EXERCISE AIM: Transcribe all the entries word for word, skipping the pictures.

RECORDS FOR PROCESSING:
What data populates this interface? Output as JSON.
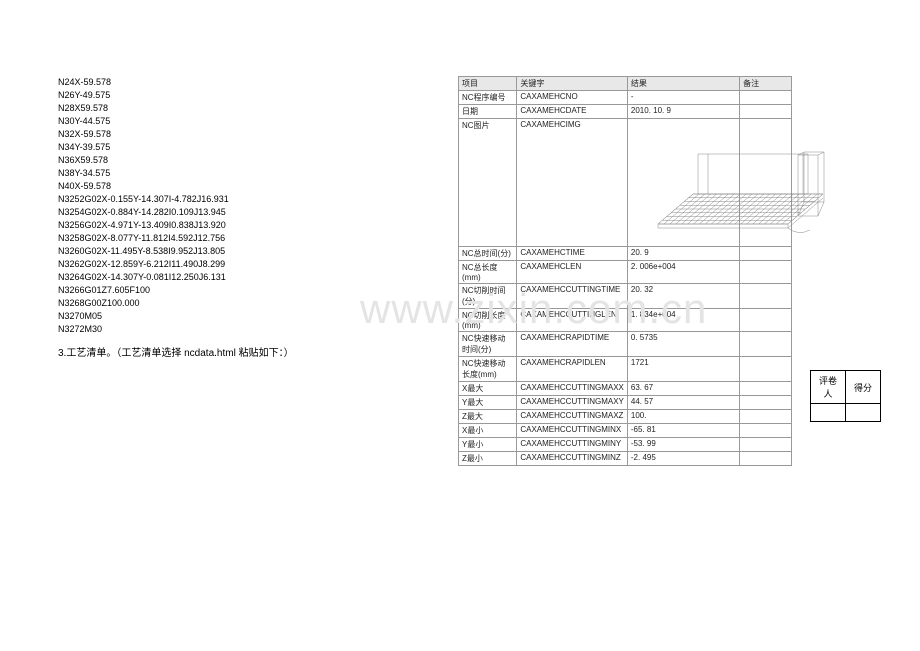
{
  "nc_lines": [
    "N24X-59.578",
    "N26Y-49.575",
    "N28X59.578",
    "N30Y-44.575",
    "N32X-59.578",
    "N34Y-39.575",
    "N36X59.578",
    "N38Y-34.575",
    "N40X-59.578",
    "N3252G02X-0.155Y-14.307I-4.782J16.931",
    "N3254G02X-0.884Y-14.282I0.109J13.945",
    "N3256G02X-4.971Y-13.409I0.838J13.920",
    "N3258G02X-8.077Y-11.812I4.592J12.756",
    "N3260G02X-11.495Y-8.538I9.952J13.805",
    "N3262G02X-12.859Y-6.212I11.490J8.299",
    "N3264G02X-14.307Y-0.081I12.250J6.131",
    "N3266G01Z7.605F100",
    "N3268G00Z100.000",
    "N3270M05",
    "N3272M30"
  ],
  "section3_label": "3.工艺清单。（工艺清单选择 ncdata.html 粘贴如下：）",
  "watermark_text": "www.zixin.com.cn",
  "table": {
    "headers": {
      "item": "项目",
      "key": "关键字",
      "result": "结果",
      "note": "备注"
    },
    "rows_top": [
      {
        "item": "NC程序编号",
        "key": "CAXAMEHCNO",
        "result": "-",
        "note": ""
      },
      {
        "item": "日期",
        "key": "CAXAMEHCDATE",
        "result": "2010. 10. 9",
        "note": ""
      }
    ],
    "image_row": {
      "item": "NC图片",
      "key": "CAXAMEHCIMG",
      "result": "",
      "note": ""
    },
    "rows_bottom": [
      {
        "item": "NC总时间(分)",
        "key": "CAXAMEHCTIME",
        "result": "20. 9",
        "note": ""
      },
      {
        "item": "NC总长度(mm)",
        "key": "CAXAMEHCLEN",
        "result": "2. 006e+004",
        "note": ""
      },
      {
        "item": "NC切削时间(分)",
        "key": "CAXAMEHCCUTTINGTIME",
        "result": "20. 32",
        "note": ""
      },
      {
        "item": "NC切削长度(mm)",
        "key": "CAXAMEHCCUTTINGLEN",
        "result": "1. 834e+004",
        "note": ""
      },
      {
        "item": "NC快速移动时间(分)",
        "key": "CAXAMEHCRAPIDTIME",
        "result": "0. 5735",
        "note": ""
      },
      {
        "item": "NC快速移动长度(mm)",
        "key": "CAXAMEHCRAPIDLEN",
        "result": "1721",
        "note": ""
      },
      {
        "item": "X最大",
        "key": "CAXAMEHCCUTTINGMAXX",
        "result": "63. 67",
        "note": ""
      },
      {
        "item": "Y最大",
        "key": "CAXAMEHCCUTTINGMAXY",
        "result": "44. 57",
        "note": ""
      },
      {
        "item": "Z最大",
        "key": "CAXAMEHCCUTTINGMAXZ",
        "result": "100.",
        "note": ""
      },
      {
        "item": "X最小",
        "key": "CAXAMEHCCUTTINGMINX",
        "result": "-65. 81",
        "note": ""
      },
      {
        "item": "Y最小",
        "key": "CAXAMEHCCUTTINGMINY",
        "result": "-53. 99",
        "note": ""
      },
      {
        "item": "Z最小",
        "key": "CAXAMEHCCUTTINGMINZ",
        "result": "-2. 495",
        "note": ""
      }
    ]
  },
  "score": {
    "reviewer_label": "评卷人",
    "score_label": "得分"
  },
  "wireframe": {
    "stroke": "#888888",
    "stroke_width": 0.5,
    "width": 190,
    "height": 118
  }
}
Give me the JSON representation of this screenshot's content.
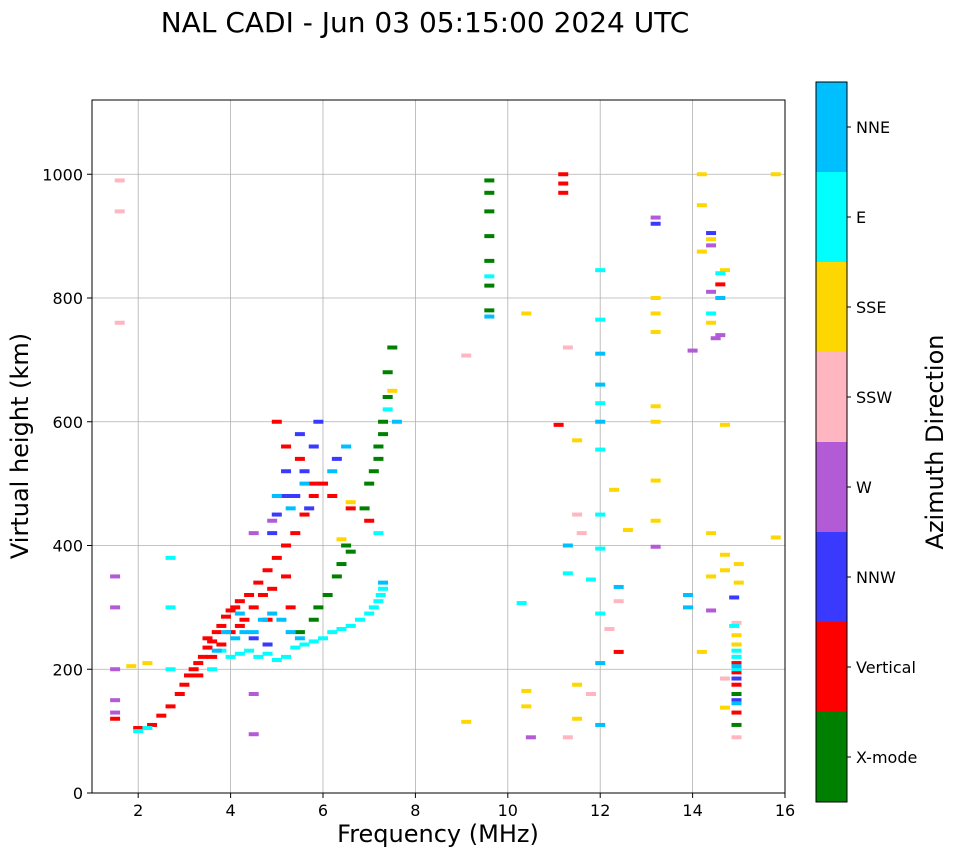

REPLY TO THE TASK:
What data populates this interface? Output as JSON.
{
  "nc_lines": [
    "N24X-59.578",
    "N26Y-49.575",
    "N28X59.578",
    "N30Y-44.575",
    "N32X-59.578",
    "N34Y-39.575",
    "N36X59.578",
    "N38Y-34.575",
    "N40X-59.578",
    "N3252G02X-0.155Y-14.307I-4.782J16.931",
    "N3254G02X-0.884Y-14.282I0.109J13.945",
    "N3256G02X-4.971Y-13.409I0.838J13.920",
    "N3258G02X-8.077Y-11.812I4.592J12.756",
    "N3260G02X-11.495Y-8.538I9.952J13.805",
    "N3262G02X-12.859Y-6.212I11.490J8.299",
    "N3264G02X-14.307Y-0.081I12.250J6.131",
    "N3266G01Z7.605F100",
    "N3268G00Z100.000",
    "N3270M05",
    "N3272M30"
  ],
  "section3_label": "3.工艺清单。（工艺清单选择 ncdata.html 粘贴如下：）",
  "watermark_text": "www.zixin.com.cn",
  "table": {
    "headers": {
      "item": "项目",
      "key": "关键字",
      "result": "结果",
      "note": "备注"
    },
    "rows_top": [
      {
        "item": "NC程序编号",
        "key": "CAXAMEHCNO",
        "result": "-",
        "note": ""
      },
      {
        "item": "日期",
        "key": "CAXAMEHCDATE",
        "result": "2010. 10. 9",
        "note": ""
      }
    ],
    "image_row": {
      "item": "NC图片",
      "key": "CAXAMEHCIMG",
      "result": "",
      "note": ""
    },
    "rows_bottom": [
      {
        "item": "NC总时间(分)",
        "key": "CAXAMEHCTIME",
        "result": "20. 9",
        "note": ""
      },
      {
        "item": "NC总长度(mm)",
        "key": "CAXAMEHCLEN",
        "result": "2. 006e+004",
        "note": ""
      },
      {
        "item": "NC切削时间(分)",
        "key": "CAXAMEHCCUTTINGTIME",
        "result": "20. 32",
        "note": ""
      },
      {
        "item": "NC切削长度(mm)",
        "key": "CAXAMEHCCUTTINGLEN",
        "result": "1. 834e+004",
        "note": ""
      },
      {
        "item": "NC快速移动时间(分)",
        "key": "CAXAMEHCRAPIDTIME",
        "result": "0. 5735",
        "note": ""
      },
      {
        "item": "NC快速移动长度(mm)",
        "key": "CAXAMEHCRAPIDLEN",
        "result": "1721",
        "note": ""
      },
      {
        "item": "X最大",
        "key": "CAXAMEHCCUTTINGMAXX",
        "result": "63. 67",
        "note": ""
      },
      {
        "item": "Y最大",
        "key": "CAXAMEHCCUTTINGMAXY",
        "result": "44. 57",
        "note": ""
      },
      {
        "item": "Z最大",
        "key": "CAXAMEHCCUTTINGMAXZ",
        "result": "100.",
        "note": ""
      },
      {
        "item": "X最小",
        "key": "CAXAMEHCCUTTINGMINX",
        "result": "-65. 81",
        "note": ""
      },
      {
        "item": "Y最小",
        "key": "CAXAMEHCCUTTINGMINY",
        "result": "-53. 99",
        "note": ""
      },
      {
        "item": "Z最小",
        "key": "CAXAMEHCCUTTINGMINZ",
        "result": "-2. 495",
        "note": ""
      }
    ]
  },
  "score": {
    "reviewer_label": "评卷人",
    "score_label": "得分"
  },
  "wireframe": {
    "stroke": "#888888",
    "stroke_width": 0.5,
    "width": 190,
    "height": 118
  }
}
Give me the JSON representation of this screenshot's content.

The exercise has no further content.